╭─ Entries supplied
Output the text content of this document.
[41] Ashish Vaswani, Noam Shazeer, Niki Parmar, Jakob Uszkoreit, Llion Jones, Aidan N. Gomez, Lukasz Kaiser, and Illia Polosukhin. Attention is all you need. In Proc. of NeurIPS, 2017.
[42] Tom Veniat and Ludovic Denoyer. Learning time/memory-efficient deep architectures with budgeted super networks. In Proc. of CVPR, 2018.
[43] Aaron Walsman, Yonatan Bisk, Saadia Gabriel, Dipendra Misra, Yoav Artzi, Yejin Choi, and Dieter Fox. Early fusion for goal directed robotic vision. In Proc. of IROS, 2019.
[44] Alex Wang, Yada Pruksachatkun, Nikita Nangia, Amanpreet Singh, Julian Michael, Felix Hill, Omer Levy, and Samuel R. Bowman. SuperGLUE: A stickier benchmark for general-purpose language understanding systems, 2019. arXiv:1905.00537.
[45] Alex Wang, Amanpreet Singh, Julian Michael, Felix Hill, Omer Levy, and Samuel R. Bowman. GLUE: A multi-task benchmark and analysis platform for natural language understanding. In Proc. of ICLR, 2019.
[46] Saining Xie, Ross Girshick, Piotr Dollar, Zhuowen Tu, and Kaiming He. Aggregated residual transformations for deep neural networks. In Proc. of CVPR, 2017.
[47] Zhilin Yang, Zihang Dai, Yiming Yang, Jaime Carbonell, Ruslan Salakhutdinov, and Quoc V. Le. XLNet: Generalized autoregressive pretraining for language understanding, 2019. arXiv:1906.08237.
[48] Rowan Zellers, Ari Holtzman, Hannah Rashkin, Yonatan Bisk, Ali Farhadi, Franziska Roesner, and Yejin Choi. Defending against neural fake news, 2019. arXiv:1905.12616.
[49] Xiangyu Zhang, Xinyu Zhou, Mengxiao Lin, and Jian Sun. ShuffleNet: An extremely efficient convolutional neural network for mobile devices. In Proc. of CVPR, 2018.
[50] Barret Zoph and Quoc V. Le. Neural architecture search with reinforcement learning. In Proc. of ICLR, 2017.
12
╰─
Do this -> Would you reproduce all the entries exactly?

Exercise result ->
Output the text content of this document.
[41] Ashish Vaswani, Noam Shazeer, Niki Parmar, Jakob Uszkoreit, Llion Jones, Aidan N. Gomez, Lukasz Kaiser, and Illia Polosukhin. Attention is all you need. In Proc. of NeurIPS, 2017.
[42] Tom Veniat and Ludovic Denoyer. Learning time/memory-efficient deep architectures with budgeted super networks. In Proc. of CVPR, 2018.
[43] Aaron Walsman, Yonatan Bisk, Saadia Gabriel, Dipendra Misra, Yoav Artzi, Yejin Choi, and Dieter Fox. Early fusion for goal directed robotic vision. In Proc. of IROS, 2019.
[44] Alex Wang, Yada Pruksachatkun, Nikita Nangia, Amanpreet Singh, Julian Michael, Felix Hill, Omer Levy, and Samuel R. Bowman. SuperGLUE: A stickier benchmark for general-purpose language understanding systems, 2019. arXiv:1905.00537.
[45] Alex Wang, Amanpreet Singh, Julian Michael, Felix Hill, Omer Levy, and Samuel R. Bowman. GLUE: A multi-task benchmark and analysis platform for natural language understanding. In Proc. of ICLR, 2019.
[46] Saining Xie, Ross Girshick, Piotr Dollar, Zhuowen Tu, and Kaiming He. Aggregated residual transformations for deep neural networks. In Proc. of CVPR, 2017.
[47] Zhilin Yang, Zihang Dai, Yiming Yang, Jaime Carbonell, Ruslan Salakhutdinov, and Quoc V. Le. XLNet: Generalized autoregressive pretraining for language understanding, 2019. arXiv:1906.08237.
[48] Rowan Zellers, Ari Holtzman, Hannah Rashkin, Yonatan Bisk, Ali Farhadi, Franziska Roesner, and Yejin Choi. Defending against neural fake news, 2019. arXiv:1905.12616.
[49] Xiangyu Zhang, Xinyu Zhou, Mengxiao Lin, and Jian Sun. ShuffleNet: An extremely efficient convolutional neural network for mobile devices. In Proc. of CVPR, 2018.
[50] Barret Zoph and Quoc V. Le. Neural architecture search with reinforcement learning. In Proc. of ICLR, 2017.
12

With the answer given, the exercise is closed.